◆ PROVIDED INFORMATION
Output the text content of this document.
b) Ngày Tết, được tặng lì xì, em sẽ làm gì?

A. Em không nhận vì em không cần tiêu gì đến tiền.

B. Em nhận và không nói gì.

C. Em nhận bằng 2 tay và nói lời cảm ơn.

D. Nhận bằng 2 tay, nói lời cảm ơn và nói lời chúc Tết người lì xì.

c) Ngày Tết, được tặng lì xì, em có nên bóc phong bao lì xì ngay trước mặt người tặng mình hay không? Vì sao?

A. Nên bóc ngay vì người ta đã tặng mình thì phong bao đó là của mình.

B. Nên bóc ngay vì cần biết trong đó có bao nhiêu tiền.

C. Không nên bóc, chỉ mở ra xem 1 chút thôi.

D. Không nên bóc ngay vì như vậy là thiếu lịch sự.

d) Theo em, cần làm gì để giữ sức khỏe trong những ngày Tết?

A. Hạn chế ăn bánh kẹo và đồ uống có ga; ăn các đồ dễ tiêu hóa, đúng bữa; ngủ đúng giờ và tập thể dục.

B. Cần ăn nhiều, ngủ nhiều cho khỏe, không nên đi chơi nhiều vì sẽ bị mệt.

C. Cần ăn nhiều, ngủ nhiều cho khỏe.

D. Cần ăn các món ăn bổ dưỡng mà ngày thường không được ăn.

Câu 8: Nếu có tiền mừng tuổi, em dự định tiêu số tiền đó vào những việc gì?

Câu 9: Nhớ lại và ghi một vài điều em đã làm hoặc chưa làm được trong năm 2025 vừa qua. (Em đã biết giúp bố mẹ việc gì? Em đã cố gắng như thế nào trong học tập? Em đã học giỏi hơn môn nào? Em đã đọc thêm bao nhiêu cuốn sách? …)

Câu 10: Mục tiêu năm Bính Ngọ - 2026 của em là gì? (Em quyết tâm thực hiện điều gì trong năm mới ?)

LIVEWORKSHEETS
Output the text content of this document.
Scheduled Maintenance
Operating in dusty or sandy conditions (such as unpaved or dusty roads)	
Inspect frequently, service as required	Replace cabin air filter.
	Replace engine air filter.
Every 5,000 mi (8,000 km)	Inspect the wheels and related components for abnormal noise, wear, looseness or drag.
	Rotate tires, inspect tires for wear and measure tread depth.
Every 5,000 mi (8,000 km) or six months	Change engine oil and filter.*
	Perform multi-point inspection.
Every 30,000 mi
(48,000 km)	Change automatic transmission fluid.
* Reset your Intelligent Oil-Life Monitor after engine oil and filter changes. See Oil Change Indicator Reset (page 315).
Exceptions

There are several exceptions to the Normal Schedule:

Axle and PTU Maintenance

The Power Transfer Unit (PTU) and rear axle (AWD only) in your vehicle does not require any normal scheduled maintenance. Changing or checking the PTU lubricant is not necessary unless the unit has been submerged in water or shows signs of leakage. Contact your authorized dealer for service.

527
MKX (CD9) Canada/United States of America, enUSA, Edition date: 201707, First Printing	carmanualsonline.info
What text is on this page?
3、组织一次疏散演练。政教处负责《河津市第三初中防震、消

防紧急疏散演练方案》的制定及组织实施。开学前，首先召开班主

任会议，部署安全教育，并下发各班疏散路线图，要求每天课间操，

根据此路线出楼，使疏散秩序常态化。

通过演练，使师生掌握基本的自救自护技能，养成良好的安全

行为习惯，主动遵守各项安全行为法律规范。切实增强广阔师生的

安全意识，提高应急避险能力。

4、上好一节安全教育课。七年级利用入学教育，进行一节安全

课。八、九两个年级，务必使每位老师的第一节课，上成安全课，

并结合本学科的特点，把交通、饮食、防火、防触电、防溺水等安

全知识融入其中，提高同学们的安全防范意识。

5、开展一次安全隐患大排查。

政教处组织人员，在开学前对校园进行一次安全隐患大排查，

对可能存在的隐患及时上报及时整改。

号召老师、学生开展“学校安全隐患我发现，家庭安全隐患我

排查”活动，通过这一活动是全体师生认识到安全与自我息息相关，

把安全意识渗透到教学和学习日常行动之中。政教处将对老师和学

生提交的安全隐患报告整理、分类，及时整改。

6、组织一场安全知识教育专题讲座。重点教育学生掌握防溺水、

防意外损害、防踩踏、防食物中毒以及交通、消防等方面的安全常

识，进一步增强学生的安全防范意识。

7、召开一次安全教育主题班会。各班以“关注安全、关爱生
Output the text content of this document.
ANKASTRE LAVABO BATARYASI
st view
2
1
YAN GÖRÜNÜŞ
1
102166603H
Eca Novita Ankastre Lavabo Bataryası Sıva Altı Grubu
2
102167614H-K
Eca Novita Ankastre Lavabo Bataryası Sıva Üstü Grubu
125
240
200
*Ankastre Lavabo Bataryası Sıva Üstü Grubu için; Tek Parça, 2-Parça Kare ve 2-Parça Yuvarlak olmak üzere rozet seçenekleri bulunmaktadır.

◆ WHAT IS BEING ASKED
Report only how many lines of the listing hold the word "Grubu".

◆ SOLUTION FOR THIS PROBLEM
3